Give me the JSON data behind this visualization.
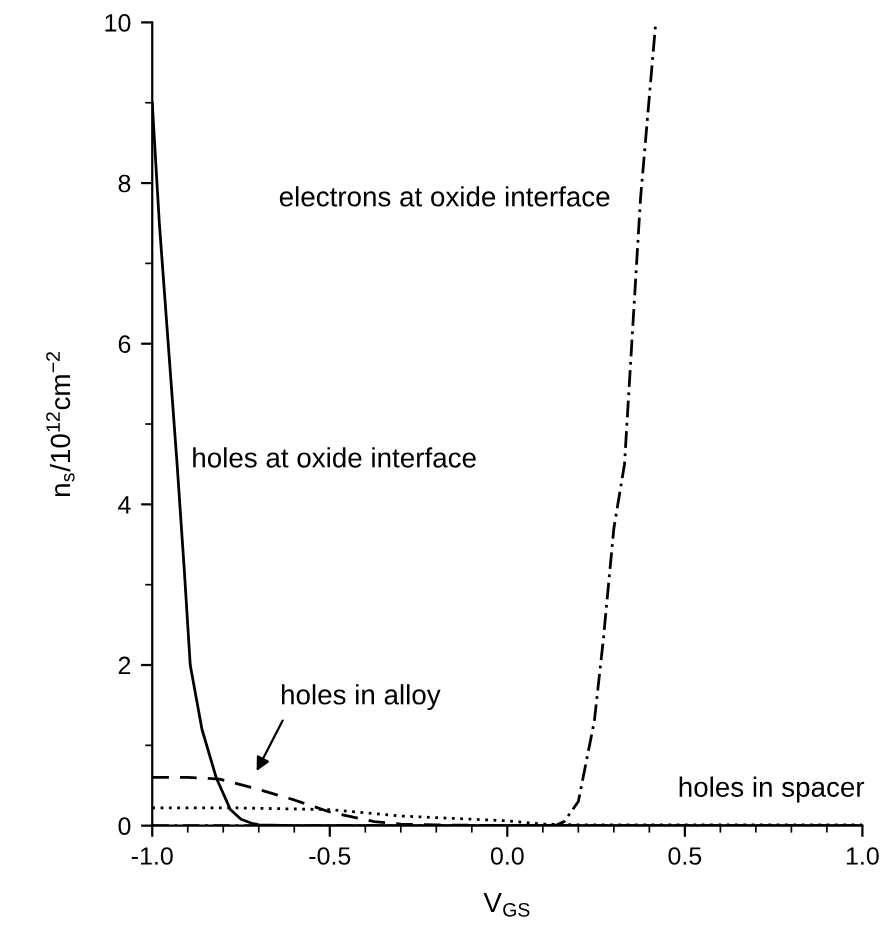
{
  "chart_data": {
    "type": "line",
    "xlabel": "V$_{GS}$",
    "ylabel": "n$_{s}$/10$^{12}$cm$^{−2}$",
    "xlim": [
      -1.0,
      1.0
    ],
    "ylim": [
      0,
      10
    ],
    "xticks": [
      {
        "value": -1.0,
        "label": "-1.0"
      },
      {
        "value": -0.5,
        "label": "-0.5"
      },
      {
        "value": 0.0,
        "label": "0.0"
      },
      {
        "value": 0.5,
        "label": "0.5"
      },
      {
        "value": 1.0,
        "label": "1.0"
      }
    ],
    "yticks": [
      0,
      2,
      4,
      6,
      8,
      10
    ],
    "grid": false,
    "legend": false,
    "marker": "none",
    "series": [
      {
        "name": "holes at oxide interface",
        "color": "#000000",
        "line_style": "solid",
        "x": [
          -1.0,
          -0.98,
          -0.955,
          -0.93,
          -0.91,
          -0.893,
          -0.86,
          -0.82,
          -0.78,
          -0.75,
          -0.72,
          -0.7,
          -0.6,
          -0.4,
          0.0,
          0.5,
          1.0
        ],
        "values": [
          9.0,
          7.5,
          6.0,
          4.5,
          3.2,
          2.0,
          1.2,
          0.6,
          0.2,
          0.08,
          0.03,
          0.01,
          0.0,
          0.0,
          0.0,
          0.0,
          0.0
        ]
      },
      {
        "name": "holes in alloy",
        "color": "#000000",
        "line_style": "dashed",
        "x": [
          -1.0,
          -0.9,
          -0.81,
          -0.7,
          -0.6,
          -0.5,
          -0.375,
          -0.3,
          -0.2,
          0.0,
          0.5,
          1.0
        ],
        "values": [
          0.6,
          0.6,
          0.58,
          0.45,
          0.32,
          0.17,
          0.05,
          0.02,
          0.01,
          0.0,
          0.0,
          0.0
        ]
      },
      {
        "name": "holes in spacer",
        "color": "#000000",
        "line_style": "dotted",
        "x": [
          -1.0,
          -0.75,
          -0.5,
          -0.3,
          -0.1,
          0.0,
          0.1,
          0.2,
          0.5,
          1.0
        ],
        "values": [
          0.22,
          0.22,
          0.2,
          0.12,
          0.08,
          0.06,
          0.02,
          0.01,
          0.01,
          0.01
        ]
      },
      {
        "name": "electrons at oxide interface",
        "color": "#000000",
        "line_style": "dashdot",
        "x": [
          -1.0,
          0.0,
          0.1,
          0.14,
          0.16,
          0.2,
          0.245,
          0.27,
          0.3,
          0.33,
          0.375,
          0.418
        ],
        "values": [
          0.0,
          0.0,
          0.0,
          0.01,
          0.05,
          0.3,
          1.3,
          2.3,
          3.7,
          4.5,
          7.8,
          10.0
        ]
      }
    ]
  }
}
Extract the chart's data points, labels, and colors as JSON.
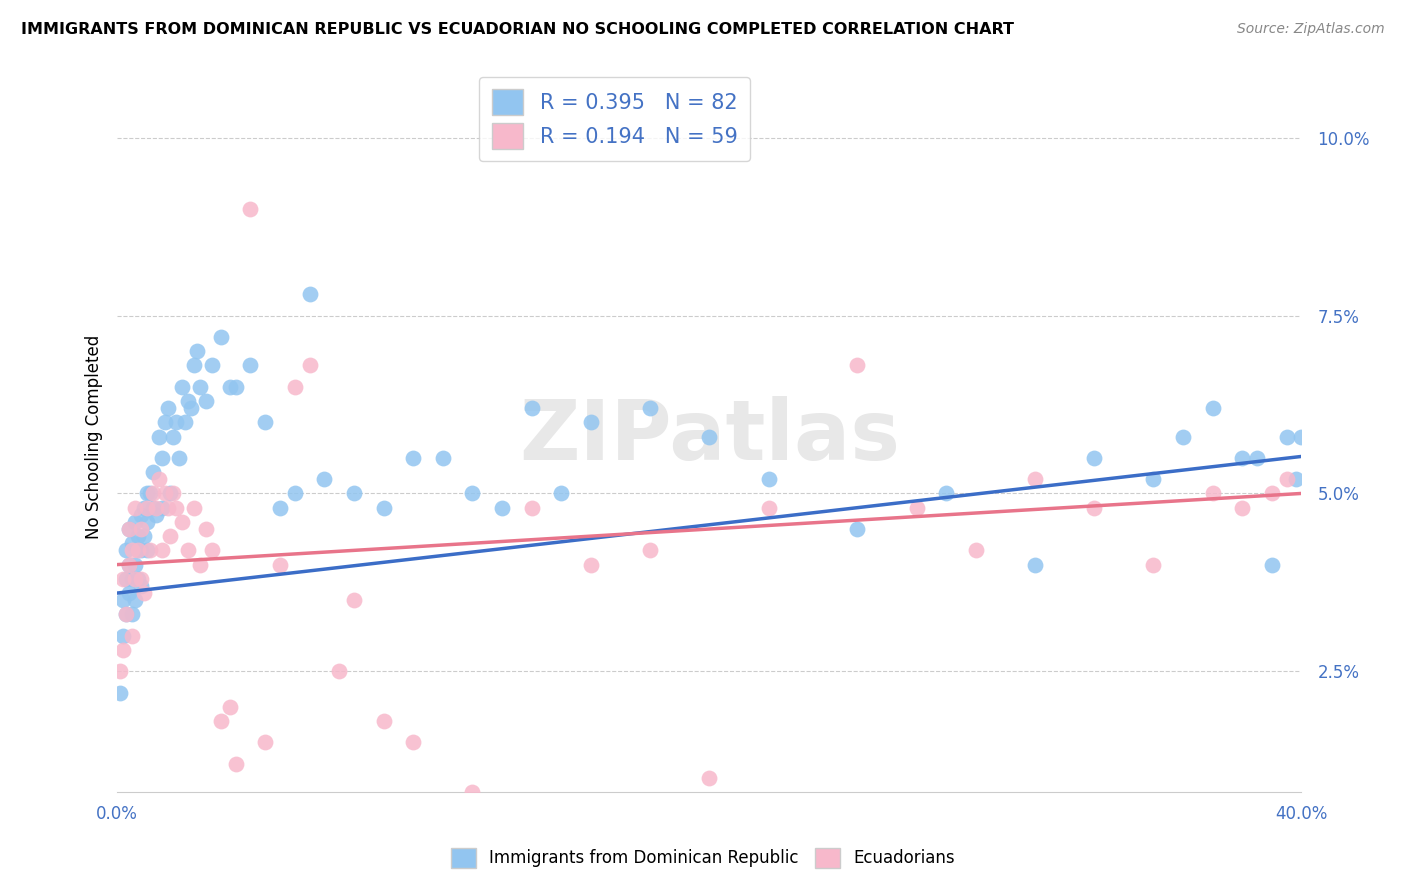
{
  "title": "IMMIGRANTS FROM DOMINICAN REPUBLIC VS ECUADORIAN NO SCHOOLING COMPLETED CORRELATION CHART",
  "source": "Source: ZipAtlas.com",
  "ylabel": "No Schooling Completed",
  "ytick_vals": [
    0.025,
    0.05,
    0.075,
    0.1
  ],
  "ytick_labels": [
    "2.5%",
    "5.0%",
    "7.5%",
    "10.0%"
  ],
  "xlim": [
    0.0,
    0.4
  ],
  "ylim": [
    0.008,
    0.108
  ],
  "blue_color": "#92C5F0",
  "pink_color": "#F7B8CB",
  "blue_line_color": "#3B6DC7",
  "pink_line_color": "#E8748A",
  "blue_R": 0.395,
  "blue_N": 82,
  "pink_R": 0.194,
  "pink_N": 59,
  "legend_label_blue": "Immigrants from Dominican Republic",
  "legend_label_pink": "Ecuadorians",
  "watermark": "ZIPatlas",
  "tick_color": "#4472C4",
  "grid_color": "#CCCCCC",
  "blue_intercept": 0.036,
  "blue_slope": 0.048,
  "pink_intercept": 0.04,
  "pink_slope": 0.025,
  "blue_x": [
    0.001,
    0.002,
    0.002,
    0.003,
    0.003,
    0.003,
    0.004,
    0.004,
    0.004,
    0.005,
    0.005,
    0.005,
    0.006,
    0.006,
    0.006,
    0.007,
    0.007,
    0.007,
    0.008,
    0.008,
    0.008,
    0.009,
    0.009,
    0.01,
    0.01,
    0.01,
    0.011,
    0.012,
    0.012,
    0.013,
    0.014,
    0.015,
    0.015,
    0.016,
    0.017,
    0.018,
    0.019,
    0.02,
    0.021,
    0.022,
    0.023,
    0.024,
    0.025,
    0.026,
    0.027,
    0.028,
    0.03,
    0.032,
    0.035,
    0.038,
    0.04,
    0.045,
    0.05,
    0.055,
    0.06,
    0.065,
    0.07,
    0.08,
    0.09,
    0.1,
    0.11,
    0.12,
    0.13,
    0.14,
    0.15,
    0.16,
    0.18,
    0.2,
    0.22,
    0.25,
    0.28,
    0.31,
    0.33,
    0.35,
    0.36,
    0.37,
    0.38,
    0.385,
    0.39,
    0.395,
    0.398,
    0.4
  ],
  "blue_y": [
    0.022,
    0.035,
    0.03,
    0.038,
    0.042,
    0.033,
    0.04,
    0.036,
    0.045,
    0.038,
    0.043,
    0.033,
    0.04,
    0.046,
    0.035,
    0.044,
    0.042,
    0.038,
    0.047,
    0.042,
    0.037,
    0.048,
    0.044,
    0.05,
    0.046,
    0.042,
    0.05,
    0.048,
    0.053,
    0.047,
    0.058,
    0.055,
    0.048,
    0.06,
    0.062,
    0.05,
    0.058,
    0.06,
    0.055,
    0.065,
    0.06,
    0.063,
    0.062,
    0.068,
    0.07,
    0.065,
    0.063,
    0.068,
    0.072,
    0.065,
    0.065,
    0.068,
    0.06,
    0.048,
    0.05,
    0.078,
    0.052,
    0.05,
    0.048,
    0.055,
    0.055,
    0.05,
    0.048,
    0.062,
    0.05,
    0.06,
    0.062,
    0.058,
    0.052,
    0.045,
    0.05,
    0.04,
    0.055,
    0.052,
    0.058,
    0.062,
    0.055,
    0.055,
    0.04,
    0.058,
    0.052,
    0.058
  ],
  "pink_x": [
    0.001,
    0.002,
    0.002,
    0.003,
    0.004,
    0.004,
    0.005,
    0.005,
    0.006,
    0.006,
    0.007,
    0.008,
    0.008,
    0.009,
    0.01,
    0.011,
    0.012,
    0.013,
    0.014,
    0.015,
    0.016,
    0.017,
    0.018,
    0.019,
    0.02,
    0.022,
    0.024,
    0.026,
    0.028,
    0.03,
    0.032,
    0.035,
    0.038,
    0.04,
    0.045,
    0.05,
    0.055,
    0.06,
    0.065,
    0.075,
    0.08,
    0.09,
    0.1,
    0.12,
    0.14,
    0.16,
    0.18,
    0.2,
    0.22,
    0.25,
    0.27,
    0.29,
    0.31,
    0.33,
    0.35,
    0.37,
    0.38,
    0.39,
    0.395
  ],
  "pink_y": [
    0.025,
    0.028,
    0.038,
    0.033,
    0.04,
    0.045,
    0.03,
    0.042,
    0.038,
    0.048,
    0.042,
    0.038,
    0.045,
    0.036,
    0.048,
    0.042,
    0.05,
    0.048,
    0.052,
    0.042,
    0.05,
    0.048,
    0.044,
    0.05,
    0.048,
    0.046,
    0.042,
    0.048,
    0.04,
    0.045,
    0.042,
    0.018,
    0.02,
    0.012,
    0.09,
    0.015,
    0.04,
    0.065,
    0.068,
    0.025,
    0.035,
    0.018,
    0.015,
    0.008,
    0.048,
    0.04,
    0.042,
    0.01,
    0.048,
    0.068,
    0.048,
    0.042,
    0.052,
    0.048,
    0.04,
    0.05,
    0.048,
    0.05,
    0.052
  ]
}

Exercise brief
Within the material above, find the lines that contain the word "JSON"; copy them.

Result
Give me the JSON data behind this visualization.
Extract the chart's data points, labels, and colors as JSON.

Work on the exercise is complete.